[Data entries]
____________________

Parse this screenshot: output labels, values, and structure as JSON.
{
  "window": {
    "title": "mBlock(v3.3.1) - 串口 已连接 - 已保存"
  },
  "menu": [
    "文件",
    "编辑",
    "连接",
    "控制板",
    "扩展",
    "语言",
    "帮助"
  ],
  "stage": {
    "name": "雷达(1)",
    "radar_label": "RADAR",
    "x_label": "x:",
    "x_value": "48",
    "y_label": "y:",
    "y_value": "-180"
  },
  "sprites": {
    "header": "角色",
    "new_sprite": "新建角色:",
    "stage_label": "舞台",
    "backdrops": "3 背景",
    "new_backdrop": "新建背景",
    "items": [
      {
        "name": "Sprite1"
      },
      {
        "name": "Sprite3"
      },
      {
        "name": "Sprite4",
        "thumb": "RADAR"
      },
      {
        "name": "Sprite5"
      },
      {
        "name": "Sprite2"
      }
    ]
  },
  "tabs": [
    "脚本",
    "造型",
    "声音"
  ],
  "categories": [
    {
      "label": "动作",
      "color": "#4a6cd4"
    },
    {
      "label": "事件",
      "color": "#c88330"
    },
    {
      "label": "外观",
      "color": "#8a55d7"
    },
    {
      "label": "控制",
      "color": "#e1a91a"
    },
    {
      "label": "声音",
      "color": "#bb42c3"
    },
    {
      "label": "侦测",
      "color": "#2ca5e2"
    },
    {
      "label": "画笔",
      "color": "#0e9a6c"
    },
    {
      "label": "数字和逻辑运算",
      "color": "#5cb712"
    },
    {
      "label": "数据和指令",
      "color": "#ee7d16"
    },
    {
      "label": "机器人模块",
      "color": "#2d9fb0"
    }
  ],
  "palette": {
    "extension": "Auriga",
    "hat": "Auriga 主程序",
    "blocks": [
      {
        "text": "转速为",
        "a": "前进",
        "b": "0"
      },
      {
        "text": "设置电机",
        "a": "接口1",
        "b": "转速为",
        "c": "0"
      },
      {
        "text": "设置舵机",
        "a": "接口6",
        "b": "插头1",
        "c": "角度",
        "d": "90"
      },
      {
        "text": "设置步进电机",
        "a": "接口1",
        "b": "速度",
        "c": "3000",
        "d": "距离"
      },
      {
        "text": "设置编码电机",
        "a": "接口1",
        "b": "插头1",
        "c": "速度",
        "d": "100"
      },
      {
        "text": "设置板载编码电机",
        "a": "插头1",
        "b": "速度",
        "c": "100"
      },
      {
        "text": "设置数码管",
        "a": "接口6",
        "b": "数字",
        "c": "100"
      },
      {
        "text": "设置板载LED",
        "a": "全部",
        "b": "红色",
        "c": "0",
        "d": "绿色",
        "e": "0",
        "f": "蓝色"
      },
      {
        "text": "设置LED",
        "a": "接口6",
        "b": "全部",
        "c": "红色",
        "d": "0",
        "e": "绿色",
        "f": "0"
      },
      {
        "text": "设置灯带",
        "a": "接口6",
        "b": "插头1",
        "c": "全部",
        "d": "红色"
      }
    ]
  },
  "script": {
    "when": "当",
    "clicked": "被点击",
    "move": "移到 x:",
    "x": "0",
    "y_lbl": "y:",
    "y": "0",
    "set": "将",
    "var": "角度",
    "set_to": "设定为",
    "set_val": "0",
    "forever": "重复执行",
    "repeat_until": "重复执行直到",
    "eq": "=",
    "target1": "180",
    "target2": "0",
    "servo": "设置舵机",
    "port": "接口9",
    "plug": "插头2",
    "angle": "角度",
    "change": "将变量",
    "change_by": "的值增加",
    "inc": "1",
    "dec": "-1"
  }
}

____________________

PROBLEM
Set every line of the listing down word for word.

WRITTEN ANSWER
Parse this screenshot: output labels, values, and structure as JSON.
{
  "window": {
    "title": "mBlock(v3.3.1) - 串口 已连接 - 已保存"
  },
  "menu": [
    "文件",
    "编辑",
    "连接",
    "控制板",
    "扩展",
    "语言",
    "帮助"
  ],
  "stage": {
    "name": "雷达(1)",
    "radar_label": "RADAR",
    "x_label": "x:",
    "x_value": "48",
    "y_label": "y:",
    "y_value": "-180"
  },
  "sprites": {
    "header": "角色",
    "new_sprite": "新建角色:",
    "stage_label": "舞台",
    "backdrops": "3 背景",
    "new_backdrop": "新建背景",
    "items": [
      {
        "name": "Sprite1"
      },
      {
        "name": "Sprite3"
      },
      {
        "name": "Sprite4",
        "thumb": "RADAR"
      },
      {
        "name": "Sprite5"
      },
      {
        "name": "Sprite2"
      }
    ]
  },
  "tabs": [
    "脚本",
    "造型",
    "声音"
  ],
  "categories": [
    {
      "label": "动作",
      "color": "#4a6cd4"
    },
    {
      "label": "事件",
      "color": "#c88330"
    },
    {
      "label": "外观",
      "color": "#8a55d7"
    },
    {
      "label": "控制",
      "color": "#e1a91a"
    },
    {
      "label": "声音",
      "color": "#bb42c3"
    },
    {
      "label": "侦测",
      "color": "#2ca5e2"
    },
    {
      "label": "画笔",
      "color": "#0e9a6c"
    },
    {
      "label": "数字和逻辑运算",
      "color": "#5cb712"
    },
    {
      "label": "数据和指令",
      "color": "#ee7d16"
    },
    {
      "label": "机器人模块",
      "color": "#2d9fb0"
    }
  ],
  "palette": {
    "extension": "Auriga",
    "hat": "Auriga 主程序",
    "blocks": [
      {
        "text": "转速为",
        "a": "前进",
        "b": "0"
      },
      {
        "text": "设置电机",
        "a": "接口1",
        "b": "转速为",
        "c": "0"
      },
      {
        "text": "设置舵机",
        "a": "接口6",
        "b": "插头1",
        "c": "角度",
        "d": "90"
      },
      {
        "text": "设置步进电机",
        "a": "接口1",
        "b": "速度",
        "c": "3000",
        "d": "距离"
      },
      {
        "text": "设置编码电机",
        "a": "接口1",
        "b": "插头1",
        "c": "速度",
        "d": "100"
      },
      {
        "text": "设置板载编码电机",
        "a": "插头1",
        "b": "速度",
        "c": "100"
      },
      {
        "text": "设置数码管",
        "a": "接口6",
        "b": "数字",
        "c": "100"
      },
      {
        "text": "设置板载LED",
        "a": "全部",
        "b": "红色",
        "c": "0",
        "d": "绿色",
        "e": "0",
        "f": "蓝色"
      },
      {
        "text": "设置LED",
        "a": "接口6",
        "b": "全部",
        "c": "红色",
        "d": "0",
        "e": "绿色",
        "f": "0"
      },
      {
        "text": "设置灯带",
        "a": "接口6",
        "b": "插头1",
        "c": "全部",
        "d": "红色"
      }
    ]
  },
  "script": {
    "when": "当",
    "clicked": "被点击",
    "move": "移到 x:",
    "x": "0",
    "y_lbl": "y:",
    "y": "0",
    "set": "将",
    "var": "角度",
    "set_to": "设定为",
    "set_val": "0",
    "forever": "重复执行",
    "repeat_until": "重复执行直到",
    "eq": "=",
    "target1": "180",
    "target2": "0",
    "servo": "设置舵机",
    "port": "接口9",
    "plug": "插头2",
    "angle": "角度",
    "change": "将变量",
    "change_by": "的值增加",
    "inc": "1",
    "dec": "-1"
  }
}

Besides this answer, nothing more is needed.